== Rows from a dataset ==
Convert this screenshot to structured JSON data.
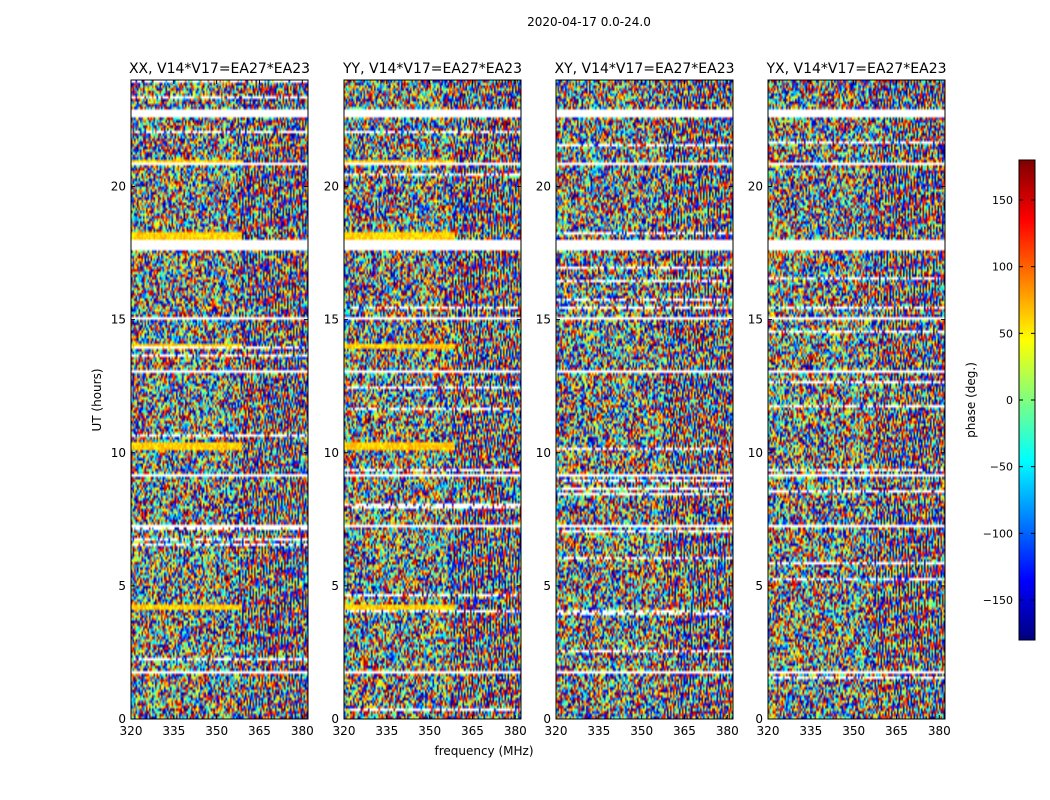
{
  "figure": {
    "suptitle": "2020-04-17 0.0-24.0",
    "xlabel": "frequency (MHz)",
    "ylabel": "UT (hours)",
    "colorbar_label": "phase (deg.)",
    "colorbar_colors": [
      "#00007f",
      "#0000ff",
      "#007fff",
      "#00ffff",
      "#7fff7f",
      "#ffff00",
      "#ff7f00",
      "#ff0000",
      "#7f0000"
    ]
  },
  "chart_data": [
    {
      "type": "heatmap",
      "title": "XX, V14*V17=EA27*EA23",
      "xlabel": "frequency (MHz)",
      "ylabel": "UT (hours)",
      "xlim": [
        320,
        382
      ],
      "ylim": [
        0,
        24
      ],
      "xticks": [
        320,
        335,
        350,
        365,
        380
      ],
      "yticks": [
        0,
        5,
        10,
        15,
        20
      ],
      "colorbar": {
        "label": "phase (deg.)",
        "range": [
          -180,
          180
        ],
        "ticks": [
          -150,
          -100,
          -50,
          0,
          50,
          100,
          150
        ]
      },
      "flagged_ut_ranges": [
        [
          1.75,
          1.8
        ],
        [
          7.2,
          7.3
        ],
        [
          9.1,
          9.2
        ],
        [
          10.1,
          10.15
        ],
        [
          13.05,
          13.1
        ],
        [
          15.05,
          15.1
        ],
        [
          17.6,
          18.0
        ],
        [
          20.8,
          20.9
        ],
        [
          22.6,
          22.9
        ]
      ],
      "coherent_bands_ut": [
        [
          4.1,
          4.3
        ],
        [
          10.1,
          10.4
        ],
        [
          13.9,
          14.1
        ],
        [
          17.9,
          18.3
        ],
        [
          20.9,
          21.0
        ]
      ]
    },
    {
      "type": "heatmap",
      "title": "YY, V14*V17=EA27*EA23",
      "xlabel": "frequency (MHz)",
      "ylabel": "UT (hours)",
      "xlim": [
        320,
        382
      ],
      "ylim": [
        0,
        24
      ],
      "xticks": [
        320,
        335,
        350,
        365,
        380
      ],
      "yticks": [
        0,
        5,
        10,
        15,
        20
      ],
      "colorbar": {
        "label": "phase (deg.)",
        "range": [
          -180,
          180
        ],
        "ticks": [
          -150,
          -100,
          -50,
          0,
          50,
          100,
          150
        ]
      },
      "flagged_ut_ranges": [
        [
          1.75,
          1.8
        ],
        [
          7.2,
          7.3
        ],
        [
          9.1,
          9.2
        ],
        [
          10.1,
          10.15
        ],
        [
          13.05,
          13.1
        ],
        [
          15.05,
          15.1
        ],
        [
          17.6,
          18.0
        ],
        [
          20.8,
          20.9
        ],
        [
          22.6,
          22.9
        ]
      ],
      "coherent_bands_ut": [
        [
          4.1,
          4.3
        ],
        [
          10.1,
          10.4
        ],
        [
          13.9,
          14.1
        ],
        [
          17.9,
          18.3
        ],
        [
          20.9,
          21.0
        ]
      ]
    },
    {
      "type": "heatmap",
      "title": "XY, V14*V17=EA27*EA23",
      "xlabel": "frequency (MHz)",
      "ylabel": "UT (hours)",
      "xlim": [
        320,
        382
      ],
      "ylim": [
        0,
        24
      ],
      "xticks": [
        320,
        335,
        350,
        365,
        380
      ],
      "yticks": [
        0,
        5,
        10,
        15,
        20
      ],
      "colorbar": {
        "label": "phase (deg.)",
        "range": [
          -180,
          180
        ],
        "ticks": [
          -150,
          -100,
          -50,
          0,
          50,
          100,
          150
        ]
      },
      "flagged_ut_ranges": [
        [
          1.75,
          1.8
        ],
        [
          7.2,
          7.3
        ],
        [
          9.1,
          9.2
        ],
        [
          10.1,
          10.15
        ],
        [
          13.05,
          13.1
        ],
        [
          15.05,
          15.1
        ],
        [
          17.6,
          18.0
        ],
        [
          20.8,
          20.9
        ],
        [
          22.6,
          22.9
        ]
      ],
      "coherent_bands_ut": []
    },
    {
      "type": "heatmap",
      "title": "YX, V14*V17=EA27*EA23",
      "xlabel": "frequency (MHz)",
      "ylabel": "UT (hours)",
      "xlim": [
        320,
        382
      ],
      "ylim": [
        0,
        24
      ],
      "xticks": [
        320,
        335,
        350,
        365,
        380
      ],
      "yticks": [
        0,
        5,
        10,
        15,
        20
      ],
      "colorbar": {
        "label": "phase (deg.)",
        "range": [
          -180,
          180
        ],
        "ticks": [
          -150,
          -100,
          -50,
          0,
          50,
          100,
          150
        ]
      },
      "flagged_ut_ranges": [
        [
          1.75,
          1.8
        ],
        [
          7.2,
          7.3
        ],
        [
          9.1,
          9.2
        ],
        [
          10.1,
          10.15
        ],
        [
          13.05,
          13.1
        ],
        [
          15.05,
          15.1
        ],
        [
          17.6,
          18.0
        ],
        [
          20.8,
          20.9
        ],
        [
          22.6,
          22.9
        ]
      ],
      "coherent_bands_ut": []
    }
  ]
}
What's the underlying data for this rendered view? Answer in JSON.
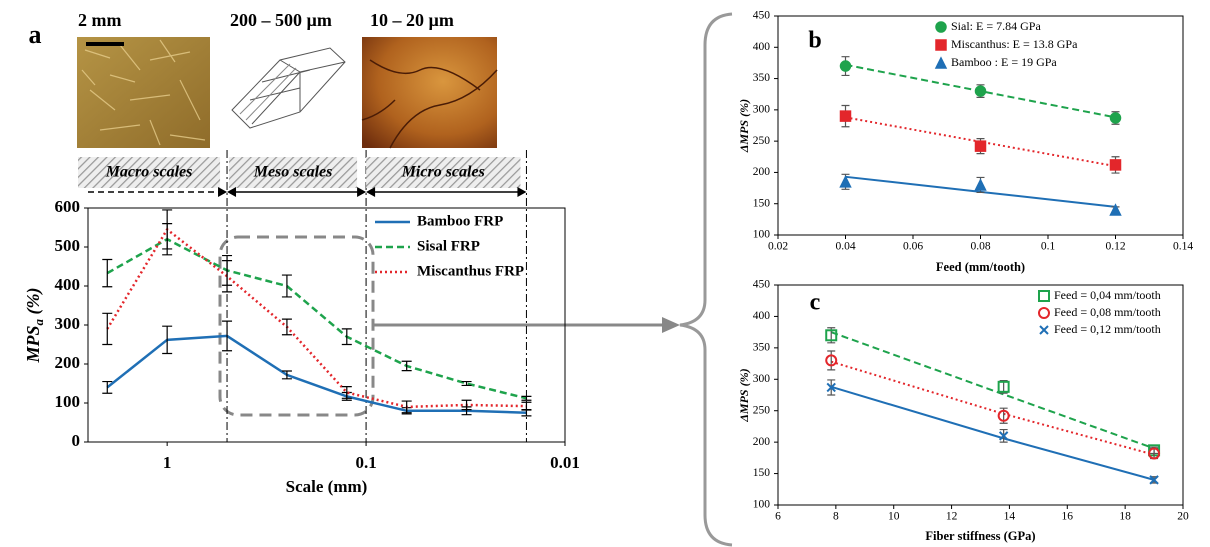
{
  "chart_data": [
    {
      "type": "line",
      "panel": "a",
      "image_labels": [
        "2 mm",
        "200 – 500 µm",
        "10 – 20 µm"
      ],
      "scale_labels": [
        "Macro scales",
        "Meso scales",
        "Micro scales"
      ],
      "scale_boundaries": [
        0.5,
        0.1,
        0.015625
      ],
      "xlabel": "Scale (mm)",
      "ylabel": {
        "text": "MPS",
        "sub": "a",
        "unit": " (%)"
      },
      "xscale": "log",
      "xlim": [
        2.5,
        0.01
      ],
      "xticks": [
        1,
        0.1,
        0.01
      ],
      "ylim": [
        0,
        600
      ],
      "yticks": [
        0,
        100,
        200,
        300,
        400,
        500,
        600
      ],
      "legend": "upper right",
      "x": [
        2,
        1,
        0.5,
        0.25,
        0.125,
        0.0625,
        0.03125,
        0.015625
      ],
      "series": [
        {
          "name": "Bamboo FRP",
          "color": "#1f6fb5",
          "line": "solid",
          "values": [
            140,
            262,
            272,
            172,
            117,
            80,
            80,
            75
          ],
          "errors": [
            15,
            35,
            38,
            10,
            10,
            8,
            10,
            8
          ]
        },
        {
          "name": "Sisal FRP",
          "color": "#1ea34c",
          "line": "dashed",
          "values": [
            433,
            520,
            440,
            400,
            270,
            195,
            150,
            112
          ],
          "errors": [
            35,
            40,
            38,
            28,
            20,
            12,
            5,
            5
          ]
        },
        {
          "name": "Miscanthus FRP",
          "color": "#e3262b",
          "line": "dotted",
          "values": [
            290,
            545,
            425,
            295,
            127,
            90,
            95,
            92
          ],
          "errors": [
            40,
            50,
            40,
            20,
            15,
            15,
            12,
            10
          ]
        }
      ]
    },
    {
      "type": "scatter",
      "panel": "b",
      "xlabel": "Feed (mm/tooth)",
      "ylabel": "ΔMPS (%)",
      "xlim": [
        0.02,
        0.14
      ],
      "xticks": [
        0.02,
        0.04,
        0.06,
        0.08,
        0.1,
        0.12,
        0.14
      ],
      "ylim": [
        100,
        450
      ],
      "yticks": [
        100,
        150,
        200,
        250,
        300,
        350,
        400,
        450
      ],
      "legend": "upper right",
      "x": [
        0.04,
        0.08,
        0.12
      ],
      "series": [
        {
          "name": "Sial: E = 7.84 GPa",
          "color": "#1ea34c",
          "marker": "circle",
          "line": "dashed",
          "values": [
            370,
            330,
            287
          ],
          "errors": [
            15,
            10,
            10
          ],
          "fit": [
            372,
            330,
            288
          ]
        },
        {
          "name": "Miscanthus: E = 13.8 GPa",
          "color": "#e3262b",
          "marker": "square",
          "line": "dotted",
          "values": [
            290,
            242,
            212
          ],
          "errors": [
            17,
            12,
            13
          ],
          "fit": [
            288,
            249,
            210
          ]
        },
        {
          "name": "Bamboo : E = 19 GPa",
          "color": "#1f6fb5",
          "marker": "triangle",
          "line": "solid",
          "values": [
            185,
            180,
            140
          ],
          "errors": [
            12,
            12,
            5
          ],
          "fit": [
            193,
            169,
            145
          ]
        }
      ]
    },
    {
      "type": "scatter",
      "panel": "c",
      "xlabel": "Fiber stiffness (GPa)",
      "ylabel": "ΔMPS (%)",
      "xlim": [
        6,
        20
      ],
      "xticks": [
        6,
        8,
        10,
        12,
        14,
        16,
        18,
        20
      ],
      "ylim": [
        100,
        450
      ],
      "yticks": [
        100,
        150,
        200,
        250,
        300,
        350,
        400,
        450
      ],
      "legend": "upper right",
      "x": [
        7.84,
        13.8,
        19
      ],
      "series": [
        {
          "name": "Feed = 0,04 mm/tooth",
          "color": "#1ea34c",
          "marker": "open-square",
          "line": "dashed",
          "values": [
            370,
            288,
            187
          ],
          "errors": [
            12,
            10,
            5
          ],
          "fit": [
            375,
            276,
            190
          ]
        },
        {
          "name": "Feed = 0,08 mm/tooth",
          "color": "#e3262b",
          "marker": "open-circle",
          "line": "dotted",
          "values": [
            330,
            242,
            182
          ],
          "errors": [
            15,
            12,
            8
          ],
          "fit": [
            328,
            245,
            180
          ]
        },
        {
          "name": "Feed = 0,12 mm/tooth",
          "color": "#1f6fb5",
          "marker": "x",
          "line": "solid",
          "values": [
            287,
            210,
            140
          ],
          "errors": [
            12,
            10,
            5
          ],
          "fit": [
            288,
            206,
            140
          ]
        }
      ]
    }
  ]
}
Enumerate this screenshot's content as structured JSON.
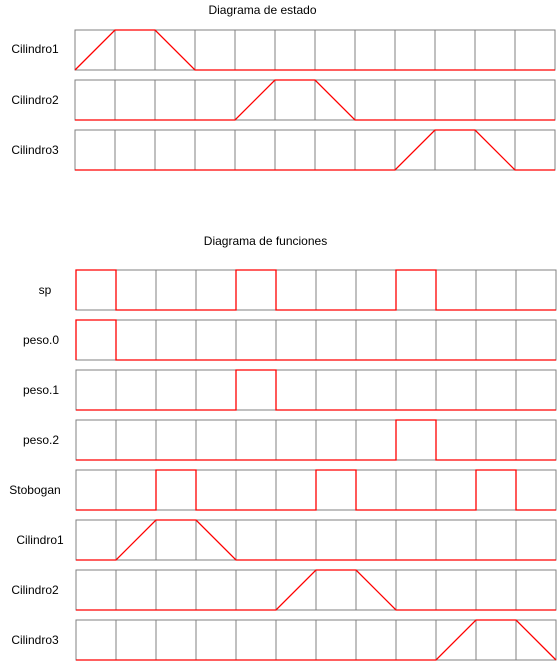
{
  "colors": {
    "grid": "#808080",
    "signal": "#ff0000",
    "background": "#ffffff"
  },
  "estado": {
    "title": "Diagrama de estado",
    "rows": [
      {
        "label": "Cilindro1",
        "signal": [
          [
            0,
            0
          ],
          [
            1,
            1
          ],
          [
            2,
            1
          ],
          [
            3,
            0
          ],
          [
            12,
            0
          ]
        ]
      },
      {
        "label": "Cilindro2",
        "signal": [
          [
            0,
            0
          ],
          [
            4,
            0
          ],
          [
            5,
            1
          ],
          [
            6,
            1
          ],
          [
            7,
            0
          ],
          [
            12,
            0
          ]
        ]
      },
      {
        "label": "Cilindro3",
        "signal": [
          [
            0,
            0
          ],
          [
            8,
            0
          ],
          [
            9,
            1
          ],
          [
            10,
            1
          ],
          [
            11,
            0
          ],
          [
            12,
            0
          ]
        ]
      }
    ]
  },
  "funciones": {
    "title": "Diagrama de funciones",
    "rows": [
      {
        "label": "sp",
        "signal": [
          [
            0,
            0
          ],
          [
            0,
            1
          ],
          [
            1,
            1
          ],
          [
            1,
            0
          ],
          [
            4,
            0
          ],
          [
            4,
            1
          ],
          [
            5,
            1
          ],
          [
            5,
            0
          ],
          [
            8,
            0
          ],
          [
            8,
            1
          ],
          [
            9,
            1
          ],
          [
            9,
            0
          ],
          [
            12,
            0
          ]
        ]
      },
      {
        "label": "peso.0",
        "signal": [
          [
            0,
            0
          ],
          [
            0,
            1
          ],
          [
            1,
            1
          ],
          [
            1,
            0
          ],
          [
            12,
            0
          ]
        ]
      },
      {
        "label": "peso.1",
        "signal": [
          [
            0,
            0
          ],
          [
            4,
            0
          ],
          [
            4,
            1
          ],
          [
            5,
            1
          ],
          [
            5,
            0
          ],
          [
            12,
            0
          ]
        ]
      },
      {
        "label": "peso.2",
        "signal": [
          [
            0,
            0
          ],
          [
            8,
            0
          ],
          [
            8,
            1
          ],
          [
            9,
            1
          ],
          [
            9,
            0
          ],
          [
            12,
            0
          ]
        ]
      },
      {
        "label": "Stobogan",
        "signal": [
          [
            0,
            0
          ],
          [
            2,
            0
          ],
          [
            2,
            1
          ],
          [
            3,
            1
          ],
          [
            3,
            0
          ],
          [
            6,
            0
          ],
          [
            6,
            1
          ],
          [
            7,
            1
          ],
          [
            7,
            0
          ],
          [
            10,
            0
          ],
          [
            10,
            1
          ],
          [
            11,
            1
          ],
          [
            11,
            0
          ],
          [
            12,
            0
          ]
        ]
      },
      {
        "label": "Cilindro1",
        "signal": [
          [
            0,
            0
          ],
          [
            1,
            0
          ],
          [
            2,
            1
          ],
          [
            3,
            1
          ],
          [
            4,
            0
          ],
          [
            12,
            0
          ]
        ]
      },
      {
        "label": "Cilindro2",
        "signal": [
          [
            0,
            0
          ],
          [
            5,
            0
          ],
          [
            6,
            1
          ],
          [
            7,
            1
          ],
          [
            8,
            0
          ],
          [
            12,
            0
          ]
        ]
      },
      {
        "label": "Cilindro3",
        "signal": [
          [
            0,
            0
          ],
          [
            9,
            0
          ],
          [
            10,
            1
          ],
          [
            11,
            1
          ],
          [
            12,
            0
          ]
        ]
      }
    ]
  }
}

== Given request ==
Report how many lines in the records hold the word "this", giving the number and nothing else.

== Full output ==
3